- Problem to work on: Output the material beneath this task exactly, images excluded.

- Provided material:
════

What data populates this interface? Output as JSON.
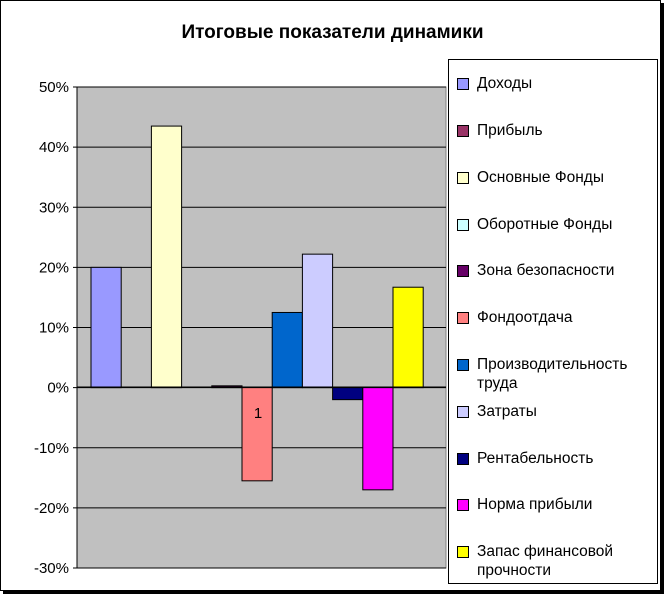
{
  "chart_data": {
    "type": "bar",
    "title": "Итоговые показатели динамики",
    "categories": [
      "1"
    ],
    "ylim": [
      -30,
      50
    ],
    "yticks": [
      "50%",
      "40%",
      "30%",
      "20%",
      "10%",
      "0%",
      "-10%",
      "-20%",
      "-30%"
    ],
    "grid": true,
    "legend_position": "right",
    "series": [
      {
        "name": "Доходы",
        "value": 20,
        "color": "#9999ff"
      },
      {
        "name": "Прибыль",
        "value": 0,
        "color": "#993366"
      },
      {
        "name": "Основные Фонды",
        "value": 43.5,
        "color": "#ffffcc"
      },
      {
        "name": "Оборотные Фонды",
        "value": 0,
        "color": "#ccffff"
      },
      {
        "name": "Зона безопасности",
        "value": 0.3,
        "color": "#660066"
      },
      {
        "name": "Фондоотдача",
        "value": -15.5,
        "color": "#ff8080"
      },
      {
        "name": "Производительность труда",
        "value": 12.5,
        "color": "#0066cc"
      },
      {
        "name": "Затраты",
        "value": 22.2,
        "color": "#ccccff"
      },
      {
        "name": "Рентабельность",
        "value": -2,
        "color": "#000080"
      },
      {
        "name": "Норма прибыли",
        "value": -17,
        "color": "#ff00ff"
      },
      {
        "name": "Запас финансовой прочности",
        "value": 16.7,
        "color": "#ffff00"
      }
    ]
  }
}
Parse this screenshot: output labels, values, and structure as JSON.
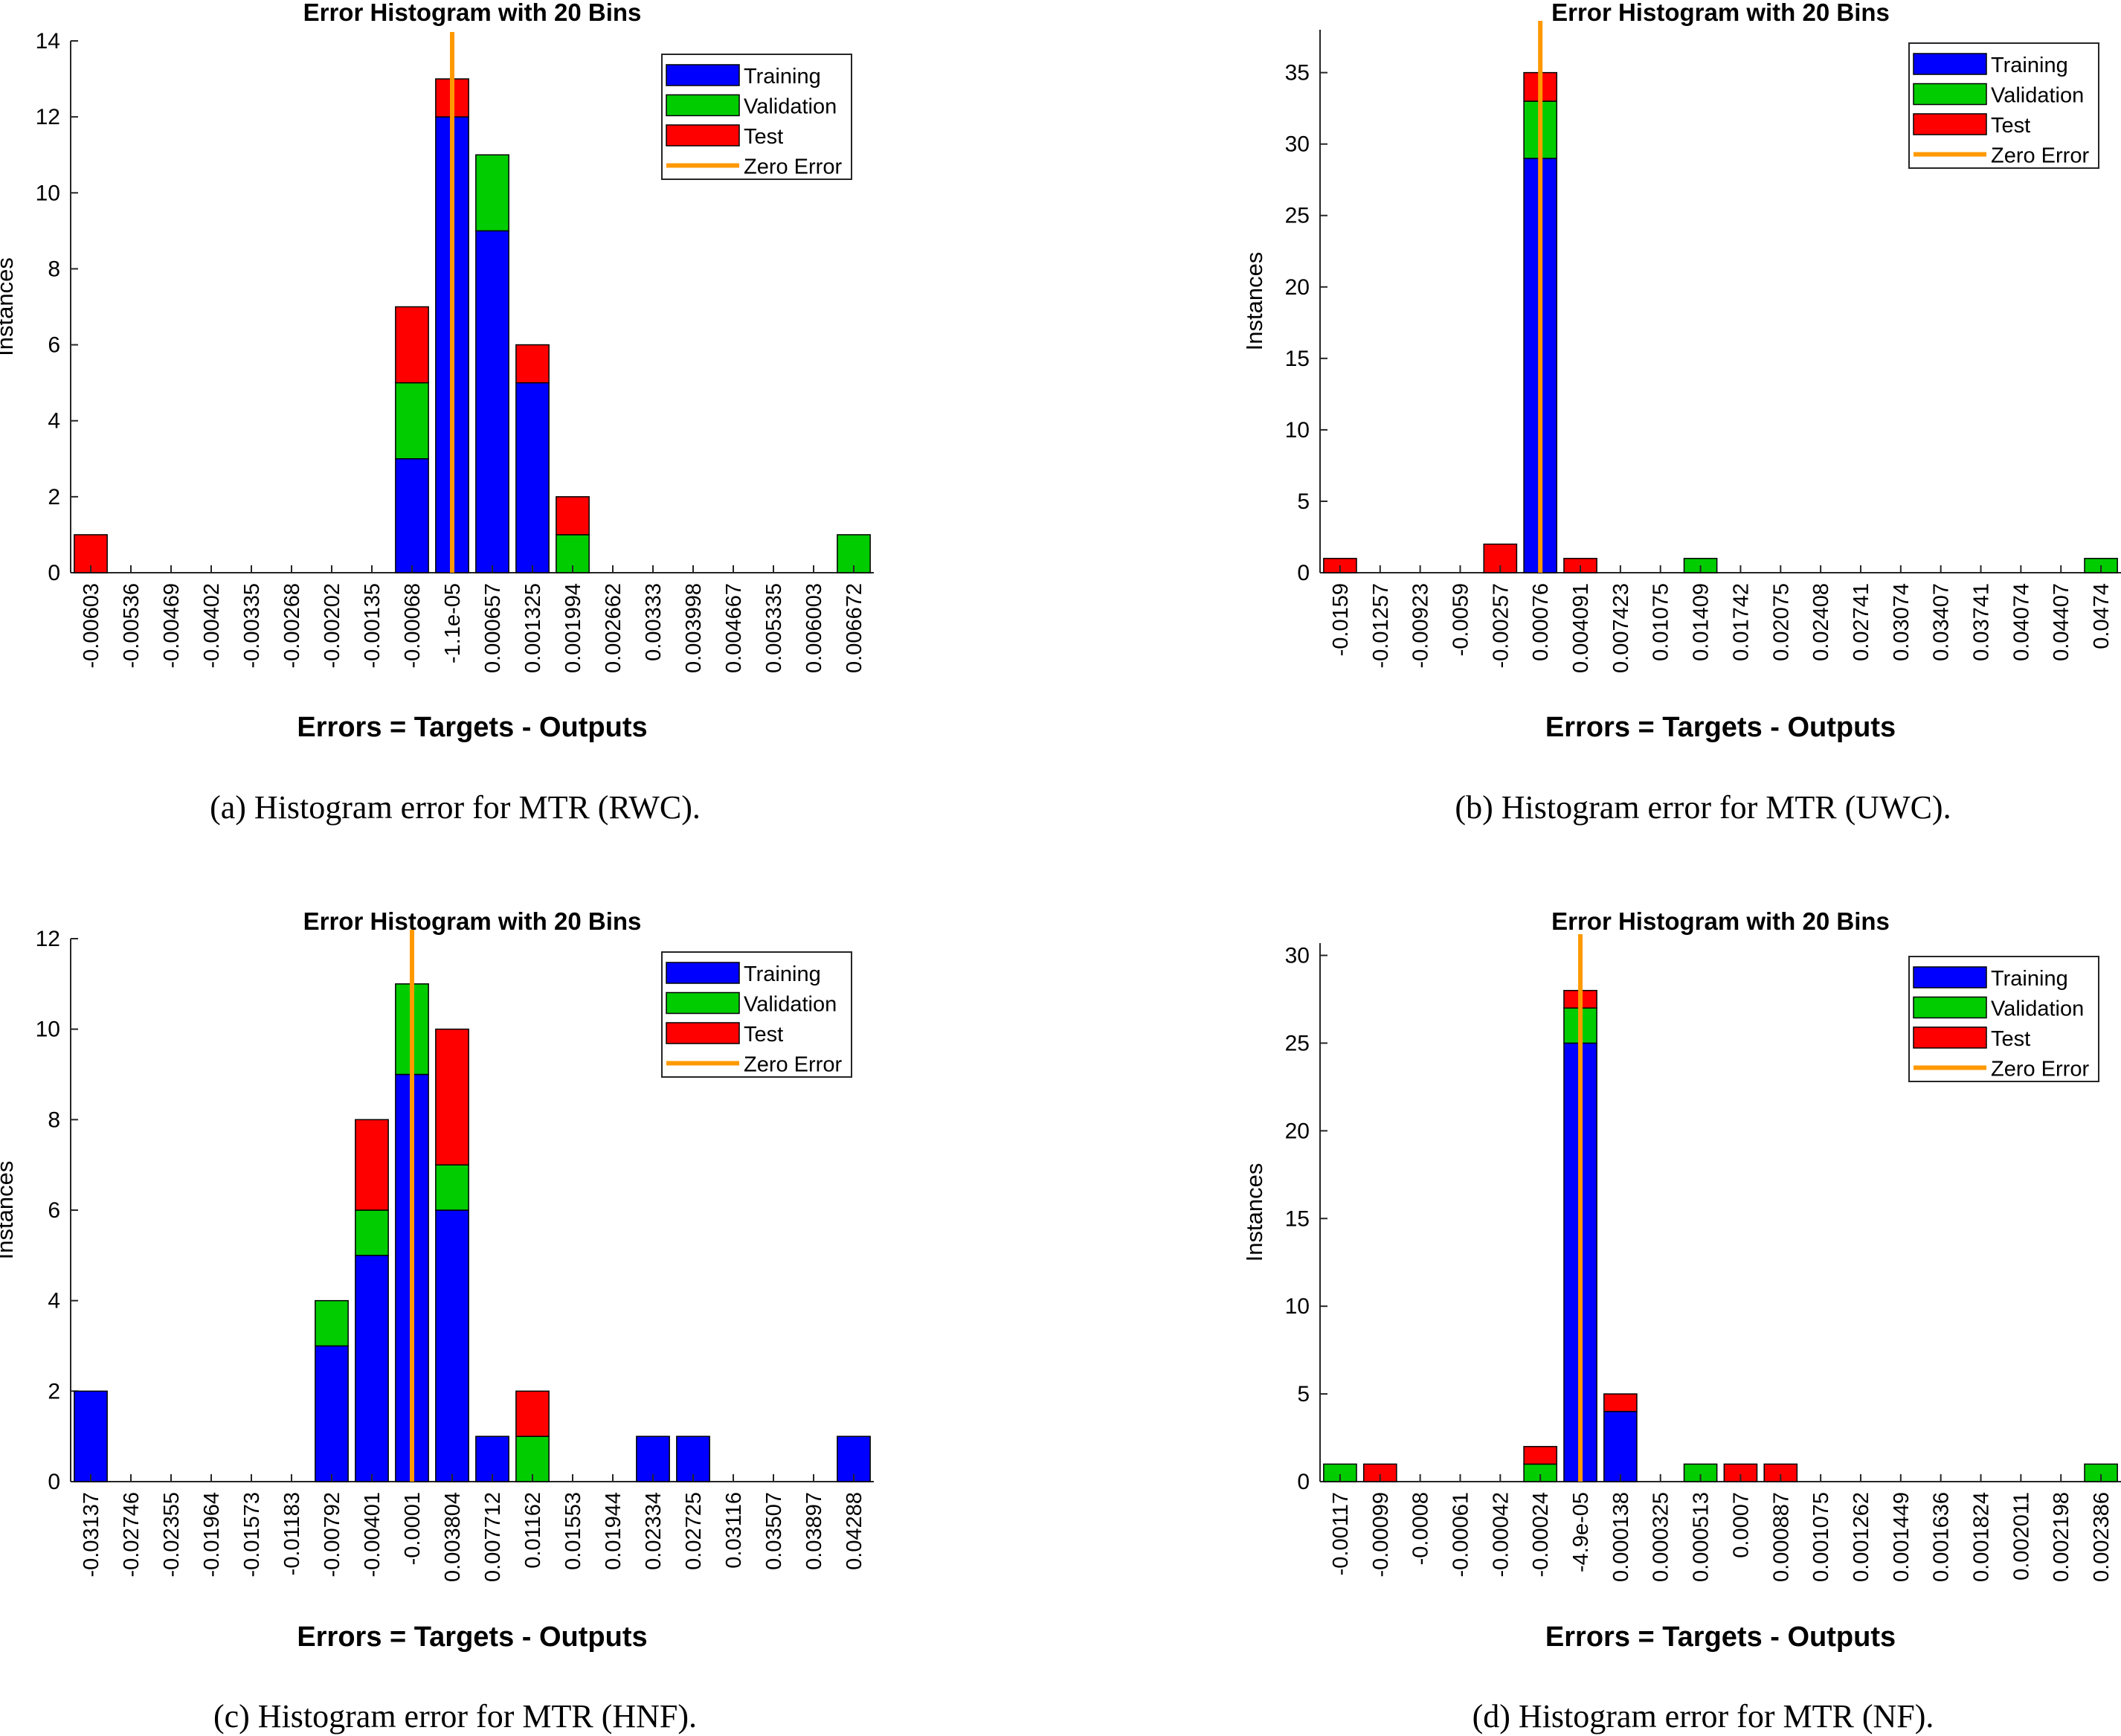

════

- The response:
What data populates this interface? Output as JSON.
{
  "chart_data": {
    "type": "bar",
    "title": "Итоговые показатели динамики",
    "categories": [
      "1"
    ],
    "ylim": [
      -30,
      50
    ],
    "yticks": [
      "50%",
      "40%",
      "30%",
      "20%",
      "10%",
      "0%",
      "-10%",
      "-20%",
      "-30%"
    ],
    "grid": true,
    "legend_position": "right",
    "series": [
      {
        "name": "Доходы",
        "value": 20,
        "color": "#9999ff"
      },
      {
        "name": "Прибыль",
        "value": 0,
        "color": "#993366"
      },
      {
        "name": "Основные Фонды",
        "value": 43.5,
        "color": "#ffffcc"
      },
      {
        "name": "Оборотные Фонды",
        "value": 0,
        "color": "#ccffff"
      },
      {
        "name": "Зона безопасности",
        "value": 0.3,
        "color": "#660066"
      },
      {
        "name": "Фондоотдача",
        "value": -15.5,
        "color": "#ff8080"
      },
      {
        "name": "Производительность труда",
        "value": 12.5,
        "color": "#0066cc"
      },
      {
        "name": "Затраты",
        "value": 22.2,
        "color": "#ccccff"
      },
      {
        "name": "Рентабельность",
        "value": -2,
        "color": "#000080"
      },
      {
        "name": "Норма прибыли",
        "value": -17,
        "color": "#ff00ff"
      },
      {
        "name": "Запас финансовой прочности",
        "value": 16.7,
        "color": "#ffff00"
      }
    ]
  }
}
Parse this screenshot: output labels, values, and structure as JSON.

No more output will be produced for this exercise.